Required task
Reproduce the listing below without changes, except that pictures are left out.

Entries provided
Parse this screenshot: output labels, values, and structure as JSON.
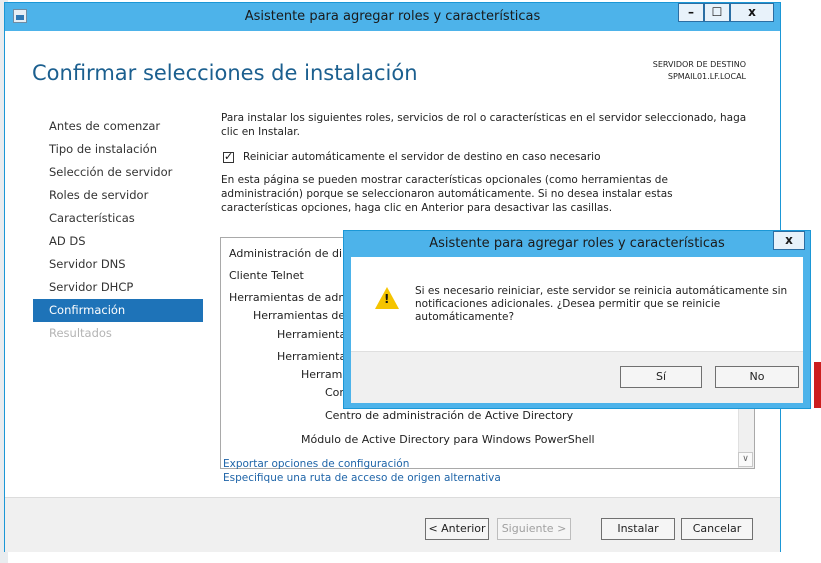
{
  "window": {
    "title": "Asistente para agregar roles y características",
    "minimize": "–",
    "maximize": "☐",
    "close": "x"
  },
  "page": {
    "title": "Confirmar selecciones de instalación",
    "destination_label": "SERVIDOR DE DESTINO",
    "destination_value": "SPMAIL01.LF.LOCAL"
  },
  "nav": {
    "items": [
      {
        "label": "Antes de comenzar",
        "state": "normal"
      },
      {
        "label": "Tipo de instalación",
        "state": "normal"
      },
      {
        "label": "Selección de servidor",
        "state": "normal"
      },
      {
        "label": "Roles de servidor",
        "state": "normal"
      },
      {
        "label": "Características",
        "state": "normal"
      },
      {
        "label": "AD DS",
        "state": "normal"
      },
      {
        "label": "Servidor DNS",
        "state": "normal"
      },
      {
        "label": "Servidor DHCP",
        "state": "normal"
      },
      {
        "label": "Confirmación",
        "state": "active"
      },
      {
        "label": "Resultados",
        "state": "disabled"
      }
    ]
  },
  "main": {
    "intro": "Para instalar los siguientes roles, servicios de rol o características en el servidor seleccionado, haga clic en Instalar.",
    "restart_checkbox_label": "Reiniciar automáticamente el servidor de destino en caso necesario",
    "restart_checked": true,
    "optional_text": "En esta página se pueden mostrar características opcionales (como herramientas de administración) porque se seleccionaron automáticamente. Si no desea instalar estas características opciones, haga clic en Anterior para desactivar las casillas.",
    "list": [
      "Administración de dire",
      "Cliente Telnet",
      "Herramientas de admin",
      "Herramientas de a",
      "Herramientas",
      "Herramientas",
      "Herramie",
      "Com",
      "Centro de administración de Active Directory",
      "Módulo de Active Directory para Windows PowerShell"
    ],
    "link_export": "Exportar opciones de configuración",
    "link_source": "Especifique una ruta de acceso de origen alternativa"
  },
  "footer": {
    "back": "< Anterior",
    "next": "Siguiente >",
    "install": "Instalar",
    "cancel": "Cancelar"
  },
  "dialog": {
    "title": "Asistente para agregar roles y características",
    "close": "x",
    "message": "Si es necesario reiniciar, este servidor se reinicia automáticamente sin notificaciones adicionales. ¿Desea permitir que se reinicie automáticamente?",
    "yes": "Sí",
    "no": "No"
  },
  "colors": {
    "titlebar": "#4db3ea",
    "accent": "#1e73b8",
    "heading": "#1b5f8f",
    "link": "#1e64a8",
    "warning": "#f5c400"
  }
}
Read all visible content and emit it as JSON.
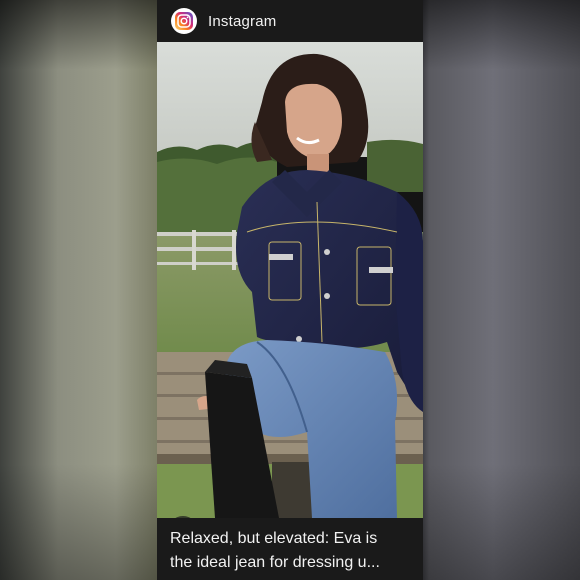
{
  "header": {
    "app_name": "Instagram",
    "logo_icon": "instagram-logo-icon"
  },
  "photo": {
    "description_icon": "photo-of-woman-in-denim-jacket"
  },
  "lens_button": {
    "icon": "google-lens-icon"
  },
  "caption": {
    "title_line1": "Relaxed, but elevated: Eva is",
    "title_line2": "the ideal jean for dressing u..."
  },
  "colors": {
    "card_background": "#141414",
    "caption_text": "#f2f2f2",
    "instagram_gradient_start": "#feda75",
    "instagram_gradient_mid": "#d62976",
    "instagram_gradient_end": "#4f5bd5"
  }
}
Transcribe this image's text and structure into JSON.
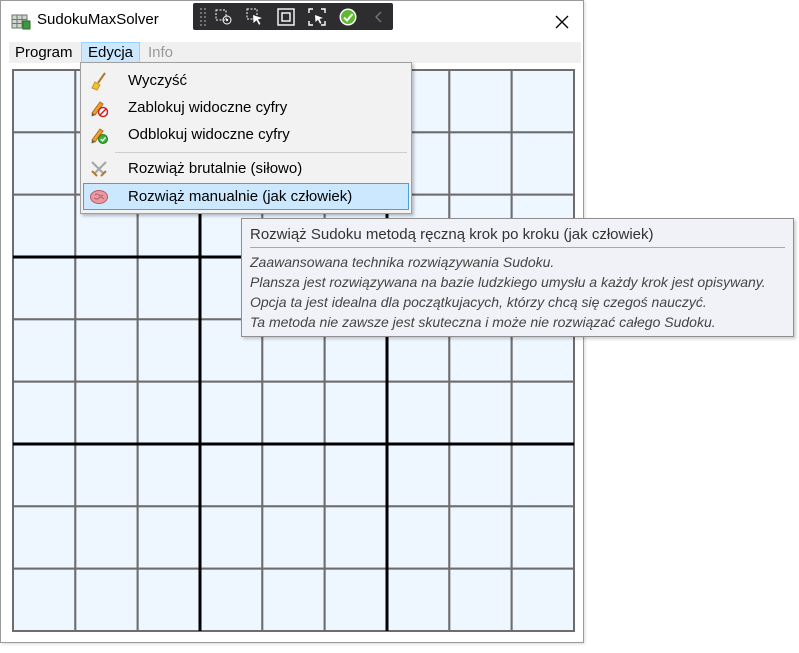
{
  "window": {
    "title": "SudokuMaxSolver",
    "close_glyph": "✕"
  },
  "menubar": [
    {
      "label": "Program",
      "state": "normal"
    },
    {
      "label": "Edycja",
      "state": "open"
    },
    {
      "label": "Info",
      "state": "disabled"
    }
  ],
  "dropdown": {
    "items": [
      {
        "label": "Wyczyść",
        "icon": "broom-icon"
      },
      {
        "label": "Zablokuj widoczne cyfry",
        "icon": "lock-pencil-icon"
      },
      {
        "label": "Odblokuj widoczne cyfry",
        "icon": "unlock-pencil-icon"
      },
      {
        "label": "Rozwiąż brutalnie (siłowo)",
        "icon": "crossed-swords-icon"
      },
      {
        "label": "Rozwiąż manualnie (jak człowiek)",
        "icon": "brain-icon",
        "selected": true
      }
    ]
  },
  "tooltip": {
    "title": "Rozwiąż Sudoku metodą ręczną krok po kroku (jak człowiek)",
    "lines": [
      "Zaawansowana technika rozwiązywania Sudoku.",
      "Plansza jest rozwiązywana na bazie ludzkiego umysłu a każdy krok jest opisywany.",
      "Opcja ta jest idealna dla początkujacych, którzy chcą się czegoś nauczyć.",
      "Ta metoda nie zawsze jest skuteczna i może nie rozwiązać całego Sudoku."
    ]
  },
  "debug_toolbar": {
    "tools": [
      "select-element-icon",
      "pointer-select-icon",
      "layout-adorner-icon",
      "track-focus-icon",
      "hot-reload-ok-icon",
      "collapse-chevron-icon"
    ]
  },
  "board": {
    "rows": 9,
    "cols": 9,
    "box_size": 3
  },
  "colors": {
    "cell_fill": "#eef6ff",
    "thin_line": "#6d6d6d",
    "thick_line": "#000000",
    "menu_highlight": "#cce8ff",
    "menu_highlight_border": "#4a9fd8"
  }
}
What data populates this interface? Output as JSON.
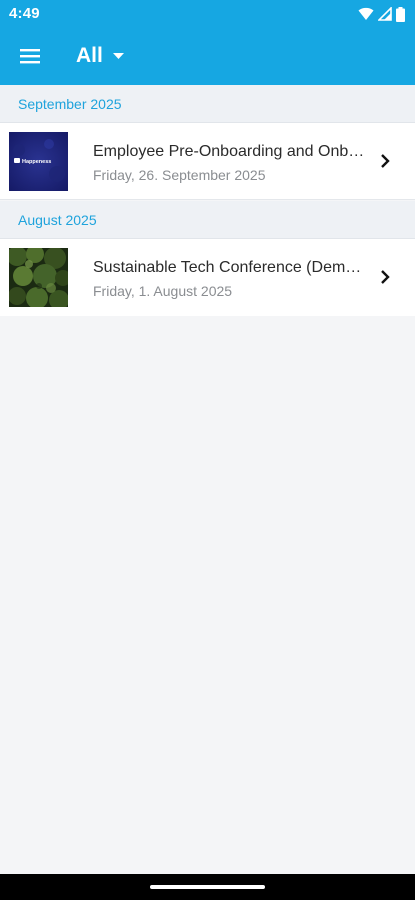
{
  "status_bar": {
    "time": "4:49",
    "icons": [
      "wifi-icon",
      "signal-icon",
      "battery-icon"
    ]
  },
  "toolbar": {
    "menu_icon": "menu-icon",
    "filter_label": "All",
    "filter_icon": "dropdown-arrow-icon"
  },
  "sections": [
    {
      "title": "September 2025",
      "events": [
        {
          "title": "Employee Pre-Onboarding and Onb…",
          "date": "Friday, 26. September 2025",
          "thumbnail_text": "Happeness"
        }
      ]
    },
    {
      "title": "August 2025",
      "events": [
        {
          "title": "Sustainable Tech Conference (Dem…",
          "date": "Friday, 1. August 2025"
        }
      ]
    }
  ],
  "colors": {
    "app_bar": "#16a7e2",
    "section_text": "#1fa3dc",
    "background": "#f4f5f7"
  }
}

Task solution
Parse this screenshot: output labels, values, and structure as JSON.
{
  "window": {
    "title": "Asistente para agregar roles y características",
    "minimize": "–",
    "maximize": "☐",
    "close": "x"
  },
  "page": {
    "title": "Confirmar selecciones de instalación",
    "destination_label": "SERVIDOR DE DESTINO",
    "destination_value": "SPMAIL01.LF.LOCAL"
  },
  "nav": {
    "items": [
      {
        "label": "Antes de comenzar",
        "state": "normal"
      },
      {
        "label": "Tipo de instalación",
        "state": "normal"
      },
      {
        "label": "Selección de servidor",
        "state": "normal"
      },
      {
        "label": "Roles de servidor",
        "state": "normal"
      },
      {
        "label": "Características",
        "state": "normal"
      },
      {
        "label": "AD DS",
        "state": "normal"
      },
      {
        "label": "Servidor DNS",
        "state": "normal"
      },
      {
        "label": "Servidor DHCP",
        "state": "normal"
      },
      {
        "label": "Confirmación",
        "state": "active"
      },
      {
        "label": "Resultados",
        "state": "disabled"
      }
    ]
  },
  "main": {
    "intro": "Para instalar los siguientes roles, servicios de rol o características en el servidor seleccionado, haga clic en Instalar.",
    "restart_checkbox_label": "Reiniciar automáticamente el servidor de destino en caso necesario",
    "restart_checked": true,
    "optional_text": "En esta página se pueden mostrar características opcionales (como herramientas de administración) porque se seleccionaron automáticamente. Si no desea instalar estas características opciones, haga clic en Anterior para desactivar las casillas.",
    "list": [
      "Administración de dire",
      "Cliente Telnet",
      "Herramientas de admin",
      "Herramientas de a",
      "Herramientas",
      "Herramientas",
      "Herramie",
      "Com",
      "Centro de administración de Active Directory",
      "Módulo de Active Directory para Windows PowerShell"
    ],
    "link_export": "Exportar opciones de configuración",
    "link_source": "Especifique una ruta de acceso de origen alternativa"
  },
  "footer": {
    "back": "< Anterior",
    "next": "Siguiente >",
    "install": "Instalar",
    "cancel": "Cancelar"
  },
  "dialog": {
    "title": "Asistente para agregar roles y características",
    "close": "x",
    "message": "Si es necesario reiniciar, este servidor se reinicia automáticamente sin notificaciones adicionales. ¿Desea permitir que se reinicie automáticamente?",
    "yes": "Sí",
    "no": "No"
  },
  "colors": {
    "titlebar": "#4db3ea",
    "accent": "#1e73b8",
    "heading": "#1b5f8f",
    "link": "#1e64a8",
    "warning": "#f5c400"
  }
}
Read all visible content and emit it as JSON.
{
  "header": {
    "app_name": "Instagram",
    "logo_icon": "instagram-logo-icon"
  },
  "photo": {
    "description_icon": "photo-of-woman-in-denim-jacket"
  },
  "lens_button": {
    "icon": "google-lens-icon"
  },
  "caption": {
    "title_line1": "Relaxed, but elevated: Eva is",
    "title_line2": "the ideal jean for dressing u..."
  },
  "colors": {
    "card_background": "#141414",
    "caption_text": "#f2f2f2",
    "instagram_gradient_start": "#feda75",
    "instagram_gradient_mid": "#d62976",
    "instagram_gradient_end": "#4f5bd5"
  }
}
Transcribe this image's text and structure into JSON.
{
  "window": {
    "title": "SudokuMaxSolver",
    "close_glyph": "✕"
  },
  "menubar": [
    {
      "label": "Program",
      "state": "normal"
    },
    {
      "label": "Edycja",
      "state": "open"
    },
    {
      "label": "Info",
      "state": "disabled"
    }
  ],
  "dropdown": {
    "items": [
      {
        "label": "Wyczyść",
        "icon": "broom-icon"
      },
      {
        "label": "Zablokuj widoczne cyfry",
        "icon": "lock-pencil-icon"
      },
      {
        "label": "Odblokuj widoczne cyfry",
        "icon": "unlock-pencil-icon"
      },
      {
        "label": "Rozwiąż brutalnie (siłowo)",
        "icon": "crossed-swords-icon"
      },
      {
        "label": "Rozwiąż manualnie (jak człowiek)",
        "icon": "brain-icon",
        "selected": true
      }
    ]
  },
  "tooltip": {
    "title": "Rozwiąż Sudoku metodą ręczną krok po kroku (jak człowiek)",
    "lines": [
      "Zaawansowana technika rozwiązywania Sudoku.",
      "Plansza jest rozwiązywana na bazie ludzkiego umysłu a każdy krok jest opisywany.",
      "Opcja ta jest idealna dla początkujacych, którzy chcą się czegoś nauczyć.",
      "Ta metoda nie zawsze jest skuteczna i może nie rozwiązać całego Sudoku."
    ]
  },
  "debug_toolbar": {
    "tools": [
      "select-element-icon",
      "pointer-select-icon",
      "layout-adorner-icon",
      "track-focus-icon",
      "hot-reload-ok-icon",
      "collapse-chevron-icon"
    ]
  },
  "board": {
    "rows": 9,
    "cols": 9,
    "box_size": 3
  },
  "colors": {
    "cell_fill": "#eef6ff",
    "thin_line": "#6d6d6d",
    "thick_line": "#000000",
    "menu_highlight": "#cce8ff",
    "menu_highlight_border": "#4a9fd8"
  }
}
What data populates this interface? Output as JSON.
{
  "status_bar": {
    "time": "4:49",
    "icons": [
      "wifi-icon",
      "signal-icon",
      "battery-icon"
    ]
  },
  "toolbar": {
    "menu_icon": "menu-icon",
    "filter_label": "All",
    "filter_icon": "dropdown-arrow-icon"
  },
  "sections": [
    {
      "title": "September 2025",
      "events": [
        {
          "title": "Employee Pre-Onboarding and Onb…",
          "date": "Friday, 26. September 2025",
          "thumbnail_text": "Happeness"
        }
      ]
    },
    {
      "title": "August 2025",
      "events": [
        {
          "title": "Sustainable Tech Conference (Dem…",
          "date": "Friday, 1. August 2025"
        }
      ]
    }
  ],
  "colors": {
    "app_bar": "#16a7e2",
    "section_text": "#1fa3dc",
    "background": "#f4f5f7"
  }
}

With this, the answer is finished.